JOB: Copy, from the entries below, each line in which the string "East" appears.

Figure record listings:
____

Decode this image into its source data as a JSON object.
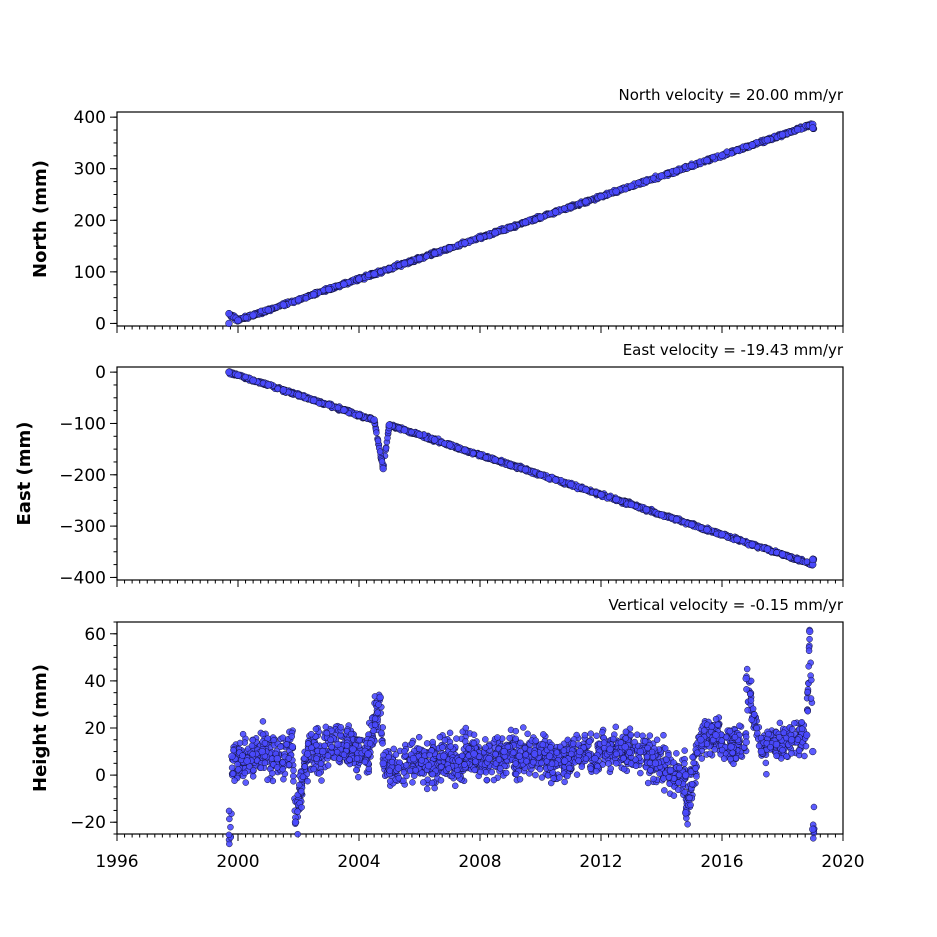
{
  "chart_data": [
    {
      "type": "scatter",
      "title": "North velocity = 20.00 mm/yr",
      "xlabel": "",
      "ylabel": "North (mm)",
      "xlim": [
        1996,
        2020
      ],
      "ylim": [
        -5,
        410
      ],
      "yticks": [
        0,
        100,
        200,
        300,
        400
      ],
      "ytick_labels": [
        "0",
        "100",
        "200",
        "300",
        "400"
      ],
      "xticks": [
        1996,
        2000,
        2004,
        2008,
        2012,
        2016,
        2020
      ],
      "xtick_labels": [],
      "grid": false,
      "color": "#4a4aff",
      "series": [
        {
          "x": [
            1999.7,
            2000.0,
            2000.5,
            2001.0,
            2001.5,
            2002.0,
            2002.5,
            2003.0,
            2003.5,
            2004.0,
            2004.5,
            2005.0,
            2005.5,
            2006.0,
            2006.5,
            2007.0,
            2007.5,
            2008.0,
            2008.5,
            2009.0,
            2009.5,
            2010.0,
            2010.5,
            2011.0,
            2011.5,
            2012.0,
            2012.5,
            2013.0,
            2013.5,
            2014.0,
            2014.5,
            2015.0,
            2015.5,
            2016.0,
            2016.5,
            2017.0,
            2017.5,
            2018.0,
            2018.5,
            2019.0,
            1999.7,
            2019.0
          ],
          "y": [
            0,
            6,
            16,
            26,
            36,
            46,
            56,
            66,
            76,
            86,
            96,
            106,
            116,
            126,
            136,
            146,
            156,
            166,
            176,
            186,
            196,
            206,
            216,
            226,
            236,
            246,
            256,
            266,
            276,
            286,
            296,
            306,
            316,
            326,
            336,
            346,
            356,
            366,
            376,
            386,
            19,
            379
          ]
        }
      ]
    },
    {
      "type": "scatter",
      "title": "East velocity = -19.43 mm/yr",
      "xlabel": "",
      "ylabel": "East (mm)",
      "xlim": [
        1996,
        2020
      ],
      "ylim": [
        -405,
        10
      ],
      "yticks": [
        0,
        -100,
        -200,
        -300,
        -400
      ],
      "ytick_labels": [
        "0",
        "−100",
        "−200",
        "−300",
        "−400"
      ],
      "xticks": [
        1996,
        2000,
        2004,
        2008,
        2012,
        2016,
        2020
      ],
      "xtick_labels": [],
      "grid": false,
      "color": "#4a4aff",
      "series": [
        {
          "x": [
            1999.7,
            2000.0,
            2000.5,
            2001.0,
            2001.5,
            2002.0,
            2002.5,
            2003.0,
            2003.5,
            2004.0,
            2004.5,
            2005.0,
            2005.5,
            2006.0,
            2006.5,
            2007.0,
            2007.5,
            2008.0,
            2008.5,
            2009.0,
            2009.5,
            2010.0,
            2010.5,
            2011.0,
            2011.5,
            2012.0,
            2012.5,
            2013.0,
            2013.5,
            2014.0,
            2014.5,
            2015.0,
            2015.5,
            2016.0,
            2016.5,
            2017.0,
            2017.5,
            2018.0,
            2018.5,
            2019.0,
            2004.8,
            2019.0
          ],
          "y": [
            0,
            -6,
            -16,
            -25,
            -35,
            -45,
            -55,
            -64,
            -74,
            -84,
            -93,
            -103,
            -113,
            -122,
            -132,
            -142,
            -152,
            -161,
            -171,
            -181,
            -190,
            -200,
            -210,
            -219,
            -229,
            -239,
            -248,
            -258,
            -268,
            -278,
            -287,
            -297,
            -307,
            -316,
            -326,
            -336,
            -345,
            -355,
            -365,
            -375,
            -188,
            -365
          ]
        }
      ]
    },
    {
      "type": "scatter",
      "title": "Vertical velocity = -0.15 mm/yr",
      "xlabel": "",
      "ylabel": "Height (mm)",
      "xlim": [
        1996,
        2020
      ],
      "ylim": [
        -25,
        65
      ],
      "yticks": [
        -20,
        0,
        20,
        40,
        60
      ],
      "ytick_labels": [
        "−20",
        "0",
        "20",
        "40",
        "60"
      ],
      "xticks": [
        1996,
        2000,
        2004,
        2008,
        2012,
        2016,
        2020
      ],
      "xtick_labels": [
        "1996",
        "2000",
        "2004",
        "2008",
        "2012",
        "2016",
        "2020"
      ],
      "grid": false,
      "color": "#4a4aff",
      "series": [
        {
          "x": [
            1999.8,
            2000.3,
            2000.8,
            2001.3,
            2001.8,
            2002.3,
            2002.8,
            2003.3,
            2003.8,
            2004.3,
            2004.8,
            2005.3,
            2005.8,
            2006.3,
            2006.8,
            2007.3,
            2007.8,
            2008.3,
            2008.8,
            2009.3,
            2009.8,
            2010.3,
            2010.8,
            2011.3,
            2011.8,
            2012.3,
            2012.8,
            2013.3,
            2013.8,
            2014.3,
            2014.8,
            2015.3,
            2015.8,
            2016.3,
            2016.8,
            2017.3,
            2017.8,
            2018.3,
            2018.8,
            2019.0,
            2001.9,
            2004.7,
            2016.8,
            2018.9,
            2019.0,
            2014.8
          ],
          "y": [
            8,
            6,
            10,
            7,
            12,
            9,
            10,
            13,
            11,
            9,
            5,
            3,
            7,
            4,
            8,
            6,
            9,
            7,
            10,
            8,
            9,
            8,
            6,
            10,
            7,
            11,
            12,
            10,
            5,
            2,
            0,
            15,
            17,
            12,
            14,
            10,
            13,
            15,
            17,
            10,
            -20,
            33,
            41,
            61,
            -23,
            -16
          ]
        }
      ]
    }
  ]
}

____

THE SOLUTION:
      "title": "East velocity = -19.43 mm/yr",
      "ylabel": "East (mm)",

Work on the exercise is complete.